Exercise goal: In the hypergeometric passage, what does the HYPGEOM program list under L3 when the complete distribution is entered into the STAT Edit screen?

Excerpted passage:

The probability of having exactly k objects of Type A, for max(0, r - (N-n)) <= k <= min(r, n) is

P(X = k) = C(n, k)*C(N-n, r-k) / C(N, r) .

The average (or mean) number of objects of Type A in the sample of size r is given by

E[X] = r*(n / N).

The variance of the number of objects of Type A in the sample is given by

Var(X) = r*(n / N) * (N - n) / N * (N - r) / (N -1).

There are no closed-form formulas for the cumulative probability P(X <= k) or for computing probabilities such as P(j <= X <= k).

Using the HYPGEOM Program

The HYPGEOM program can be used to compute probabilites such as P(j <= X <= k), P(X = k), and P(X <= k). To execute the program, we enter the values of N, n, r and the lower and upper bounds of j and k. (Enter the same value k for both the lower and upper bound to compute a pdf value P(X = k).) The program also asks if you want a complete distribution to be entered into the STAT Edit screen. If so, then enter 1. If not, then enter 0. The program then displays P(j <= X <= k) along with the average value and standard deviation.

If you enter 1, then the entire distribution will be entered into the STAT Edit screen. Under L1, the range of the possible number of objects of Type A are listed. Adjacent under L2, the values of P(X = k) are listed. Under L3, the cumulative probabilities P(X <= k) are listed.

Click here for info on the TI-86 and TI-89 Stat Edit displays.

Dataset entries
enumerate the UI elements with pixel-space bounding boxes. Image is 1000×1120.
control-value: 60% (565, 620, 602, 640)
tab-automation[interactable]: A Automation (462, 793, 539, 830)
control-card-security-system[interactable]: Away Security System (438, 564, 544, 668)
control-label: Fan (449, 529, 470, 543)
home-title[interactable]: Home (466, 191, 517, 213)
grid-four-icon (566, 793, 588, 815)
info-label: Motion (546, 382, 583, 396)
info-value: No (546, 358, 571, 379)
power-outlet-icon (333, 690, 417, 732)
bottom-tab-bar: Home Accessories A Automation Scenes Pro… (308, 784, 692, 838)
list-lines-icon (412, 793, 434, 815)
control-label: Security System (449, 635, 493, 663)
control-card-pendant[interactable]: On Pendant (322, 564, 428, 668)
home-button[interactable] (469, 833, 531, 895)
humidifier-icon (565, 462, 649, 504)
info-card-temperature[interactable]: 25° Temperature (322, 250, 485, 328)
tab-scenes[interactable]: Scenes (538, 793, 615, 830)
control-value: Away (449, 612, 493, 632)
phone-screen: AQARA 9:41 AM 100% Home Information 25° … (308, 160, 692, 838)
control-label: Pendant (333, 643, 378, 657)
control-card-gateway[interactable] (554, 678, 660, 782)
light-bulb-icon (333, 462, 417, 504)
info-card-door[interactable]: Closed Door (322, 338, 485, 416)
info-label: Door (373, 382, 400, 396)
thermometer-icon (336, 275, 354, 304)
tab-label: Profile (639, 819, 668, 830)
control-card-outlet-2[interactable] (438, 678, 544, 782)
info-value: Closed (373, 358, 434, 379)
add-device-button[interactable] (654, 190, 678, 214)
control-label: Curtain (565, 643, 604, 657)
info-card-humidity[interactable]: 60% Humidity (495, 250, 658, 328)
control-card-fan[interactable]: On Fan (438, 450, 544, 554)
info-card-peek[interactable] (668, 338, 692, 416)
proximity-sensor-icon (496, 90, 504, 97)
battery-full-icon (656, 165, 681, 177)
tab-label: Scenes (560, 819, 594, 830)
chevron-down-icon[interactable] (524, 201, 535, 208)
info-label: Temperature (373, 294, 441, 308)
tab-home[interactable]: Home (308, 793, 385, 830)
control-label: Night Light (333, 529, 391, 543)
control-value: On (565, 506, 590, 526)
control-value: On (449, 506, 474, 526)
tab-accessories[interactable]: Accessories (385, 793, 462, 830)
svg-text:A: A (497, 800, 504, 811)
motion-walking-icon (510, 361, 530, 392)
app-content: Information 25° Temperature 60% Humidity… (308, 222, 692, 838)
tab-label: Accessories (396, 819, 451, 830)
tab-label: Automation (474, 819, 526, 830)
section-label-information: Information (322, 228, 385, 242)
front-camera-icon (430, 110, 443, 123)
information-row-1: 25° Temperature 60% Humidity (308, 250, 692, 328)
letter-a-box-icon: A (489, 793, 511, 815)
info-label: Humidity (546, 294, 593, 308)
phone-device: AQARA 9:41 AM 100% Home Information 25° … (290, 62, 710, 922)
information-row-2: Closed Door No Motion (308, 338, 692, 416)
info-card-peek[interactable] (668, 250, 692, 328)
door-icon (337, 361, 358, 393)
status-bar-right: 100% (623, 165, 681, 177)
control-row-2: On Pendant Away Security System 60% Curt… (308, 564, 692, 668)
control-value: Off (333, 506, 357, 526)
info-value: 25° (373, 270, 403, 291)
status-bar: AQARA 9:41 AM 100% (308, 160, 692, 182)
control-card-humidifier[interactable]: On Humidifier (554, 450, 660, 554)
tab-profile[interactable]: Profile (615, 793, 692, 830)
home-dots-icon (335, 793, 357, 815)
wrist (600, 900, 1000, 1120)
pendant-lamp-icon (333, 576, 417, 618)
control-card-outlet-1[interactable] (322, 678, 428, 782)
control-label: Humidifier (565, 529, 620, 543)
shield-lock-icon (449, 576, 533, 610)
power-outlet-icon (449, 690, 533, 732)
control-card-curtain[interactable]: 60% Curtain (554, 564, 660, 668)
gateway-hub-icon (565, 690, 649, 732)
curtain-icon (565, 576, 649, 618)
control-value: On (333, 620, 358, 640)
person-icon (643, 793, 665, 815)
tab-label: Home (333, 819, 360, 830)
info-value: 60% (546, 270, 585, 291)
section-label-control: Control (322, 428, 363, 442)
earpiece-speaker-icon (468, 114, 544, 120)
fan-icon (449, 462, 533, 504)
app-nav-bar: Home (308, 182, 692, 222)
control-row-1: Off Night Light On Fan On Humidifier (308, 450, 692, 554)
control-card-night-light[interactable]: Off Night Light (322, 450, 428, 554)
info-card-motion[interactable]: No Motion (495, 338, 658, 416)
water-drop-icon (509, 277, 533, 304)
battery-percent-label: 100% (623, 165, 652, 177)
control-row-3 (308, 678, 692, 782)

Result of the exercise: The cumulative probabilities P(X <= k).